TO DO
Report how many lines in the records below contain the word "haemostasis". Give only the number.

[[ RECORDS open ]]

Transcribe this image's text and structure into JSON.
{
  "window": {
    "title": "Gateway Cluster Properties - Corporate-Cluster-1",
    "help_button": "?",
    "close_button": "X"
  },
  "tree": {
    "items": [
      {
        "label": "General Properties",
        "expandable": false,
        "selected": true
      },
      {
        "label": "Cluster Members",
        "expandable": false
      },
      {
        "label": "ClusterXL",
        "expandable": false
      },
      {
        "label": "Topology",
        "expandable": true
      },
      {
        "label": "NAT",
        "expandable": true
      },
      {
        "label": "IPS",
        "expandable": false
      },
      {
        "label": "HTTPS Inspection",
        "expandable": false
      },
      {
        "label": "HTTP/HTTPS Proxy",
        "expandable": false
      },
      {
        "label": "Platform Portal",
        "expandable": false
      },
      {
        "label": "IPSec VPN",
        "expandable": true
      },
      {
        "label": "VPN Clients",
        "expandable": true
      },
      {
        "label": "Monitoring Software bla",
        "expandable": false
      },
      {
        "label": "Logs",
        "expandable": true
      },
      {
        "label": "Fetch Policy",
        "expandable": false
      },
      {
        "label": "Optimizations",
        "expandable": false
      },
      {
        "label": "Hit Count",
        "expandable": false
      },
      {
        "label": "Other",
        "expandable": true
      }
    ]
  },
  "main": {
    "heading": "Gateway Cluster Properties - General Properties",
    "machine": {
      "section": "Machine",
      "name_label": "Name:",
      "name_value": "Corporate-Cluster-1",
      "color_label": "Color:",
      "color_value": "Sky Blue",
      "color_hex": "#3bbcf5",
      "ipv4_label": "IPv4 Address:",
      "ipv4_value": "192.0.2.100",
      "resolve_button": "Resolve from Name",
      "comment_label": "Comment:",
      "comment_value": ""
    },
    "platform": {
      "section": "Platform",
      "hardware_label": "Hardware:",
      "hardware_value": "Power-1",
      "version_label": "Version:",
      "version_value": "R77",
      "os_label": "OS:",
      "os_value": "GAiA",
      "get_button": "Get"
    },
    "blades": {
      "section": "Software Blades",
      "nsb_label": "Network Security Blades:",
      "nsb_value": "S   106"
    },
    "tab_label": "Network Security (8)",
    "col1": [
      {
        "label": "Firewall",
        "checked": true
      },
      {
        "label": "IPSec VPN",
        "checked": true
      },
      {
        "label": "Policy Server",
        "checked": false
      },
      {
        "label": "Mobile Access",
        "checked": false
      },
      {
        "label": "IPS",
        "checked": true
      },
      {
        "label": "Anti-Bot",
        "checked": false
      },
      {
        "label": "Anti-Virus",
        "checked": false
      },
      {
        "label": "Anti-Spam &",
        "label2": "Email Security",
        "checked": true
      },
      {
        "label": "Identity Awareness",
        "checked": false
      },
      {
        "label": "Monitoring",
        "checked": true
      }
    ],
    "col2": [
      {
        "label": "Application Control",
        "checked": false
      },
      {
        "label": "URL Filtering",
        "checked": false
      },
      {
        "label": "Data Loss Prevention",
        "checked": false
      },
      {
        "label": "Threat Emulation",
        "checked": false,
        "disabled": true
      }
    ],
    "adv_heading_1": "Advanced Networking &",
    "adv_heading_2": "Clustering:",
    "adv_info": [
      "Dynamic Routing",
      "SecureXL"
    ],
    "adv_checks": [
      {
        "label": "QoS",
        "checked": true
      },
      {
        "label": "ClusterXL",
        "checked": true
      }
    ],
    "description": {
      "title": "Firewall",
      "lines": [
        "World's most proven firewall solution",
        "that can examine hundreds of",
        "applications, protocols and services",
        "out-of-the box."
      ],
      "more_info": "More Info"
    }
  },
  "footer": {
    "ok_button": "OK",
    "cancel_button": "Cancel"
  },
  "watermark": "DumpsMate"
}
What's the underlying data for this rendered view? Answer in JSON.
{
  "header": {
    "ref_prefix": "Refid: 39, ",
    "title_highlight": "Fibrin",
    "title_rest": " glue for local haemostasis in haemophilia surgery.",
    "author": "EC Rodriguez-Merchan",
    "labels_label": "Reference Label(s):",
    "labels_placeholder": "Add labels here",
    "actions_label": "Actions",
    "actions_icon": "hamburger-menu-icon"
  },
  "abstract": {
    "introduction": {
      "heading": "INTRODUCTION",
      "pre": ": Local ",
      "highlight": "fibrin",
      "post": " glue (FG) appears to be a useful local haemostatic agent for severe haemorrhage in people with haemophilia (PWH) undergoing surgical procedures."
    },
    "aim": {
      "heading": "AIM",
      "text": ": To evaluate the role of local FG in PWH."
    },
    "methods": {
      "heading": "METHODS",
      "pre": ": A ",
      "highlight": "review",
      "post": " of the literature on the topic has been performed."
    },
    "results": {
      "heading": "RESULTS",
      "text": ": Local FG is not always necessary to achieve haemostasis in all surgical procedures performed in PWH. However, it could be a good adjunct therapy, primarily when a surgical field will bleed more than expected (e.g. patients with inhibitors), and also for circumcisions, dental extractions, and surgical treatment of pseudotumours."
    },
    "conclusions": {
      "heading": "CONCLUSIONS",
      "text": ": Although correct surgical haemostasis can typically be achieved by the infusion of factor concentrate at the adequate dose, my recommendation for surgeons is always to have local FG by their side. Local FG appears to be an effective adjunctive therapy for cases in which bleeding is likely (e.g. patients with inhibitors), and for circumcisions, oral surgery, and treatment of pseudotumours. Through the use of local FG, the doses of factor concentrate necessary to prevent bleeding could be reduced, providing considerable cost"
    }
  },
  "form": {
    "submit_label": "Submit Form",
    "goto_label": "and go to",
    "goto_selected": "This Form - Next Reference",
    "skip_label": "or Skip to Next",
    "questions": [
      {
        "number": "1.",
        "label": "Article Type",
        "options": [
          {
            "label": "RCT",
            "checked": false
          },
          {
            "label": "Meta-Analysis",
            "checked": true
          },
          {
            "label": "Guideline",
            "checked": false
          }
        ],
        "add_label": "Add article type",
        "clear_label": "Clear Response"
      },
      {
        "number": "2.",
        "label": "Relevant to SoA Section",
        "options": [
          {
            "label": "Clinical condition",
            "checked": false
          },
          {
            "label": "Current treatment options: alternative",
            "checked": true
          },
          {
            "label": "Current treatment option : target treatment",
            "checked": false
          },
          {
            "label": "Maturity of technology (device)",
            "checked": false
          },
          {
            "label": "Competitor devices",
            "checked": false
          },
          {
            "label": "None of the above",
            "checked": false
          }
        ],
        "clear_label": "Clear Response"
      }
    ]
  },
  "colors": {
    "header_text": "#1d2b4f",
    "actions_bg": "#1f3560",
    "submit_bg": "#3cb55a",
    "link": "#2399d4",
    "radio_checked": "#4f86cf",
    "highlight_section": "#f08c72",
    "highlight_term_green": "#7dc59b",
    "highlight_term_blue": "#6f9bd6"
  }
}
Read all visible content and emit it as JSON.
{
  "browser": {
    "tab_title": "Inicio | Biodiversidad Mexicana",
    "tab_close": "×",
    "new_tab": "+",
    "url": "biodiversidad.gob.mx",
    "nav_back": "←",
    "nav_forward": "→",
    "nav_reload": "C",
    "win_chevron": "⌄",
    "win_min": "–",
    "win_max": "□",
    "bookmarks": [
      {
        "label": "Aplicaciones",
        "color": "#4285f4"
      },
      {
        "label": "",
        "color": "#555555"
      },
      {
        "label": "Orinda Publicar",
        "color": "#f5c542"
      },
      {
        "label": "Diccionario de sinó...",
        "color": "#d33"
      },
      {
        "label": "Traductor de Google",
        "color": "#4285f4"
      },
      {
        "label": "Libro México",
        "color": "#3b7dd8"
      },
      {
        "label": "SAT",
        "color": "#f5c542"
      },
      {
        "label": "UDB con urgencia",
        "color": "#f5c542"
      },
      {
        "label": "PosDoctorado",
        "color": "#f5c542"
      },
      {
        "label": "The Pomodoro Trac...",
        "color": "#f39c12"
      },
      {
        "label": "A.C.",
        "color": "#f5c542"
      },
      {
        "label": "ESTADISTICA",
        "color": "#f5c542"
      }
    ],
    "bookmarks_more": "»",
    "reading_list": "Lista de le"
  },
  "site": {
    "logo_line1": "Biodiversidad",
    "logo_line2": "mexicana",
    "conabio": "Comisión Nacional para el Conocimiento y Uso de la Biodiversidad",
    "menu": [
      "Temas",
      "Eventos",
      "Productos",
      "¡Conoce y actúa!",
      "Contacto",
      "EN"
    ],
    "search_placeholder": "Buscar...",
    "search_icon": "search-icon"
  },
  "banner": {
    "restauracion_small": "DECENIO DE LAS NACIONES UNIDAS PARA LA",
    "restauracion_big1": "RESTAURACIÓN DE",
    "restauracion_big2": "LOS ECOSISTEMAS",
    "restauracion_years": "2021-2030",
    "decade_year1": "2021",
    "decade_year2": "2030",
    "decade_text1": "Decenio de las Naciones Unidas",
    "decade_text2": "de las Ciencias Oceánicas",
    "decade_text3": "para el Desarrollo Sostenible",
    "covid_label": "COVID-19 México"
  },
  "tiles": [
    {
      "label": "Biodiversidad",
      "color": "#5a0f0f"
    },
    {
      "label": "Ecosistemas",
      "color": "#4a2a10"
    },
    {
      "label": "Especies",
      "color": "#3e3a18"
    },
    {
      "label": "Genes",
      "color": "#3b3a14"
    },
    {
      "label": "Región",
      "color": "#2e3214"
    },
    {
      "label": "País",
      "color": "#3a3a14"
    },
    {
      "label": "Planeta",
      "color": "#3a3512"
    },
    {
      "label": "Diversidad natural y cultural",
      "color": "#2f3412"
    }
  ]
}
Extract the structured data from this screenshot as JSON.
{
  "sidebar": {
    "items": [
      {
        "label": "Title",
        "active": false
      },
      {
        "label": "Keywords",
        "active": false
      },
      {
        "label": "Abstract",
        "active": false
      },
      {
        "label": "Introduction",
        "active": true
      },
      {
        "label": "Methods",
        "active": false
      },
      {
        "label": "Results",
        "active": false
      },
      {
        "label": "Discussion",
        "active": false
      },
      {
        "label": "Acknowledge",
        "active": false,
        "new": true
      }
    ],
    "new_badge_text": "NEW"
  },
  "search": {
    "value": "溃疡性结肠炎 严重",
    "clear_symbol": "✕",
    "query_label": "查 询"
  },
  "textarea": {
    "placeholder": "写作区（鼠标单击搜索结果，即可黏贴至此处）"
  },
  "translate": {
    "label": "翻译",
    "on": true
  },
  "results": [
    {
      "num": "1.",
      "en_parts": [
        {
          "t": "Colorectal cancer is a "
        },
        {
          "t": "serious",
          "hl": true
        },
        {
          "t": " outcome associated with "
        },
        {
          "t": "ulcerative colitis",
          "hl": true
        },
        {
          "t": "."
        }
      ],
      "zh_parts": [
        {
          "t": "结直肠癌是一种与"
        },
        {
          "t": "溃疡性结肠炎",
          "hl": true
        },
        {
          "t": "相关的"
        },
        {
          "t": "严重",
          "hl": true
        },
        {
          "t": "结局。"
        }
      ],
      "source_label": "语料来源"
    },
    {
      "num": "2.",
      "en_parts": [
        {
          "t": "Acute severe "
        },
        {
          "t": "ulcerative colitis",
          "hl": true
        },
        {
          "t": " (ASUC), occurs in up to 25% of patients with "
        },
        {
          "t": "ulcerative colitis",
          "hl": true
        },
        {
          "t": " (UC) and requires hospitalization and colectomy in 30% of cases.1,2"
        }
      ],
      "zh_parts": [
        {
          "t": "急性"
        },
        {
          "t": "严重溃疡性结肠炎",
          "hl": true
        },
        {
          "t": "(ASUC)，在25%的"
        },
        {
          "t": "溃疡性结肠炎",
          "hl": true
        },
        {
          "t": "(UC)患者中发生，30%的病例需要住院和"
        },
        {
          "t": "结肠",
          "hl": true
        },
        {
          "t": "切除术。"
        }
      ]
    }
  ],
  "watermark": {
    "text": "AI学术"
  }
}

[[ RECORDS closed ]]

REPLY
3